## Source document
╔══
Most people think their relationship with money is something they can “fix” with a new budget app, a mindset shift, a weekend workshop, or a podcast episode on abundance. And then they wonder why their chest still feels tight every time they open their banking app… or why one unexpected bill can send them spiralling into shame.
If that’s you, you’re not “bad with money.” You’re likely carrying financial trauma. Your body remembers painful experiences long after your bank balance changes.
Whether you grew up in a home where money was a constant source of conflict, or you’ve lived through business debt, layoffs, bankruptcy, or being undervalued, your nervous system learned something powerful:
Money feels dangerous.
The standard recommendations about gratitude or affirmations do not apply to healing your relationship with money (They might be helpful as you’re working things through but they’re not a place to start.) The process starts with understanding the emotional landscape you’ve been living in, then creating gentler, steadier paths forward.
Here are five grounded, compassionate ways to begin healing your relationship with money in real life, not the fantasy version sold on the internet.
Start with what your body knows
If money makes you feel frozen, foggy, overwhelmed, or jumpy, that’s not lack of discipline. That’s your nervous system doing what it learned to do: protect you.
Opening a financial statement can feel like walking into a room where you were once hurt. Part of how to heal your relationship with money is sending signs to your body that you’re safer now.
Try this:
- Place your feet on the floor
- Take one slow breath
- Let your shoulders soften
- Then open the bill, app, or spreadsheet
You might be rolling your eyes and saying, “This won’t fix anything.” But fixing isn’t the point here. This is a start that can allow you to stay present while looking at the numbers.
When you calm your system first, you’re less likely to shame-spiral, catastrophize, or avoid. You’re teaching yourself, building a new neural pathway that says: “I can look at money without losing touch with myself.”
Tell the truth about the stories you inherited
Financial trauma often begins long before adulthood.
╚══
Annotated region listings
╔══
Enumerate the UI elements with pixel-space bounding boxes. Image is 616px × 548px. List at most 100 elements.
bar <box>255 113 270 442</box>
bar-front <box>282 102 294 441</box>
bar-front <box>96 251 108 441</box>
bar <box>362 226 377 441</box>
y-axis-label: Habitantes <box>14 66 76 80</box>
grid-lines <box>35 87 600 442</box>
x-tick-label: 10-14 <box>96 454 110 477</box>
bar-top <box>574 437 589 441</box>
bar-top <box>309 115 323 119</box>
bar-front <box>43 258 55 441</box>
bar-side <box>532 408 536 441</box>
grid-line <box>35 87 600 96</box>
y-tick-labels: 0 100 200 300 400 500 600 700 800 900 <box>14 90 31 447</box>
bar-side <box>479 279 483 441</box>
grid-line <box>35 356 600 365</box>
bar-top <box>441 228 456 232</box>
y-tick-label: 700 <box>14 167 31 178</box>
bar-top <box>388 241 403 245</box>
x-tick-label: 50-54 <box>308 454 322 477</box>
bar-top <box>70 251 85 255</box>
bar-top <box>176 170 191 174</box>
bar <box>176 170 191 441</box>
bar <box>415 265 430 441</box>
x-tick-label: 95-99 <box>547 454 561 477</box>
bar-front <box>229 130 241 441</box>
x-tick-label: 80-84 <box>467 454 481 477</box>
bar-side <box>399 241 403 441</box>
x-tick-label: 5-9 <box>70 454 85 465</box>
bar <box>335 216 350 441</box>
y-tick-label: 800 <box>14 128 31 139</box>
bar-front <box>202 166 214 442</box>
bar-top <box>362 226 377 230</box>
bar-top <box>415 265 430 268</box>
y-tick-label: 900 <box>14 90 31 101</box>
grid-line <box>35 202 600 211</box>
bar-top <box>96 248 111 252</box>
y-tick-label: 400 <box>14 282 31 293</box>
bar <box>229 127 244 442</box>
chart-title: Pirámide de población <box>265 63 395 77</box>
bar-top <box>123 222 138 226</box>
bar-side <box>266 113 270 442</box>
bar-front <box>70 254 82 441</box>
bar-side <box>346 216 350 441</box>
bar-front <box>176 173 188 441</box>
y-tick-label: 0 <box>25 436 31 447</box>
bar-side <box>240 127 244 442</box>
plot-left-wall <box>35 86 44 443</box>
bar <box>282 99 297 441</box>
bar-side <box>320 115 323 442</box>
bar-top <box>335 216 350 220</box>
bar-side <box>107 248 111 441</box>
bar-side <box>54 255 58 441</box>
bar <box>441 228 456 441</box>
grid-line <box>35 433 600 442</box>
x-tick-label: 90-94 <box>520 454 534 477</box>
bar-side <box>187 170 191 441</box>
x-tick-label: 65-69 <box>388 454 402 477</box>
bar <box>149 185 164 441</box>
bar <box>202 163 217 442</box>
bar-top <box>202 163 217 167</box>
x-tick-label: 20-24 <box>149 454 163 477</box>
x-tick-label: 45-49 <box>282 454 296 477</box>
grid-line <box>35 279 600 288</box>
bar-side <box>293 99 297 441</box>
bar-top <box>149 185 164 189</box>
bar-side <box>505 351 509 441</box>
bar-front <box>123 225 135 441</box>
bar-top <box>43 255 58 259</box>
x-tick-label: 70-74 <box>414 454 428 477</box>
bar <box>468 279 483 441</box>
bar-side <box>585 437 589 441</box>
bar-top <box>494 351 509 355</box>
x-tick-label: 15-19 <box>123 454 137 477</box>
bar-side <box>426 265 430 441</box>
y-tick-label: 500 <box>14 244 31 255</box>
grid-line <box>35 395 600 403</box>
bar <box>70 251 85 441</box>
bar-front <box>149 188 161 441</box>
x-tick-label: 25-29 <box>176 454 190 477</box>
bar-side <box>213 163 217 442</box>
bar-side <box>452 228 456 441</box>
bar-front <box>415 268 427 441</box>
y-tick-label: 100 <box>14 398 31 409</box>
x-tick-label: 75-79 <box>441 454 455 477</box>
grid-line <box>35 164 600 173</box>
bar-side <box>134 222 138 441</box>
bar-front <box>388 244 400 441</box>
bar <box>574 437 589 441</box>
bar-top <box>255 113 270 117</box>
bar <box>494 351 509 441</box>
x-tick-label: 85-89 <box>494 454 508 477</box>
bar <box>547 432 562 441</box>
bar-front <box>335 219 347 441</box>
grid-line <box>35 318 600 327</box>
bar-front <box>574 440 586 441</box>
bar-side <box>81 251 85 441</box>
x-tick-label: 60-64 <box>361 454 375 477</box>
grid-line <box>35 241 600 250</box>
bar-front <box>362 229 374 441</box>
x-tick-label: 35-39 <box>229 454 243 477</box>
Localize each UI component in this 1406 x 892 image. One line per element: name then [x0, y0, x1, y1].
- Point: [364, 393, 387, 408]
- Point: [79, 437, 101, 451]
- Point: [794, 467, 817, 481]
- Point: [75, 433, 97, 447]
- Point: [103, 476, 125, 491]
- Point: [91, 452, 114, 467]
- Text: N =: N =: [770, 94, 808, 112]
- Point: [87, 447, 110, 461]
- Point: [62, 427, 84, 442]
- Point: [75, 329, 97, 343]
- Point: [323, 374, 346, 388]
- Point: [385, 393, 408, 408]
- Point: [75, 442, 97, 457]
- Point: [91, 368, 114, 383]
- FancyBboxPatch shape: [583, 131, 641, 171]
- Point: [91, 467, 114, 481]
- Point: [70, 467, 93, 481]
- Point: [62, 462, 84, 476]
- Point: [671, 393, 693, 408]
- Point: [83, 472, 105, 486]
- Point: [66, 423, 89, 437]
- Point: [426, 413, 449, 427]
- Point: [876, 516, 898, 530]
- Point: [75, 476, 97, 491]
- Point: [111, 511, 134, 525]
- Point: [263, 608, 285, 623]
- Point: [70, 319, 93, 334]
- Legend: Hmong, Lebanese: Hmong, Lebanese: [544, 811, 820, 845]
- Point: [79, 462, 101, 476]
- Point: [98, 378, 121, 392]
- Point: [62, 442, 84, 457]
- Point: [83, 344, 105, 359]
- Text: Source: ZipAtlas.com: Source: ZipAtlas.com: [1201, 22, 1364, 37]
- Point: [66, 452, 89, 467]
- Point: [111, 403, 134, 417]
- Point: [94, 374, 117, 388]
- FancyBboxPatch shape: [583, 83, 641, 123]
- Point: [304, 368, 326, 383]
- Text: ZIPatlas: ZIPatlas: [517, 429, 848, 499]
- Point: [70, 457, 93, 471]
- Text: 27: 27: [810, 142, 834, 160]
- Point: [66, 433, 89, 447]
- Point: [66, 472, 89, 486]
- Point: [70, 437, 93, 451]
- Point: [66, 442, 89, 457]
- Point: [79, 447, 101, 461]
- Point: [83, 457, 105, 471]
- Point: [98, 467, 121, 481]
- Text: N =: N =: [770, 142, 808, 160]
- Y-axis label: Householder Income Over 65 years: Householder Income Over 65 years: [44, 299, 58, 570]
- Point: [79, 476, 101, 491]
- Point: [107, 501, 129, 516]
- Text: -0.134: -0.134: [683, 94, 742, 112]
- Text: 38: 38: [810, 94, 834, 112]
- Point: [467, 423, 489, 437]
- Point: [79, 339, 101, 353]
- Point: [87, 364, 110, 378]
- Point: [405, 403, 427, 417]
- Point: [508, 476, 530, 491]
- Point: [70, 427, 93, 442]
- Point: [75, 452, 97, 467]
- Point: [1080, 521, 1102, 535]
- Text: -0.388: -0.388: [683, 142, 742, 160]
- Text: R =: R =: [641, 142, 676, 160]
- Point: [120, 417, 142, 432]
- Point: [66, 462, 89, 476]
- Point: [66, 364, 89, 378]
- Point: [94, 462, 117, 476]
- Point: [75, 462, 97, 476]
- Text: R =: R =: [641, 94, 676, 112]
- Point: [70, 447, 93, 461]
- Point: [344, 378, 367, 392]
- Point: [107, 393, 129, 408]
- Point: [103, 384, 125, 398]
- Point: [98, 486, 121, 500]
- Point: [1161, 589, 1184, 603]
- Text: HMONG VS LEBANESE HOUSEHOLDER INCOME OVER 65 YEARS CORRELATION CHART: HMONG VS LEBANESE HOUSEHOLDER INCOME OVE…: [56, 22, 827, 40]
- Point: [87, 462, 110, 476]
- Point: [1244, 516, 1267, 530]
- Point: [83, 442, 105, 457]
╚══
## Set exercise 1
In the article on healing your relationship with money, what powerful lesson does it say your nervous system learned?
## Set exercise 2
Resume the article on healing your relationship with money, picking up right after its last sentence.
The records above come from a different source than the article on healing your relationship with money.

## Exercise output 1
Money feels dangerous.

## Exercise output 2
Maybe you heard:
- “We don’t talk about money.”
- “Money is hard to come by.”
- “People like us don’t get ahead.”
- “You should be grateful for anything you get.”
Or maybe the adults in your life modelled panic, secrecy, or resentment around finances. Those lessons sink deep.
When you feel pulled into overspending, undercharging, shrinking your needs, or avoiding opportunities, you might like to pause and bring gentle curiosity to these inquiries:
Whose voice is this?
Whose fear is this?
Who taught me this was the only way to survive?
You might feel reluctant to tell these stories if they cast beloved family members in a bad light. You don’t have to share these stories with anyone. This isn’t about blame. It’s about clarity. You can’t heal your relationship with money until you understand who shaped it.
Offer gentleness to emotional reactions around debt
If you’ve lived through financial trauma—especially in business—debt often carries a particularly sharp edge. It can feel like failure, danger, or proof you’re “not cut out for this.”
But debt isn’t a moral issue, it’s a tool. Sometimes, it’s a lifeline.
Your reaction to debt is shaped by past experiences, not the actual numbers in front of you.
When you are thinking about your debt, and you feel shame creeping in, try these steps.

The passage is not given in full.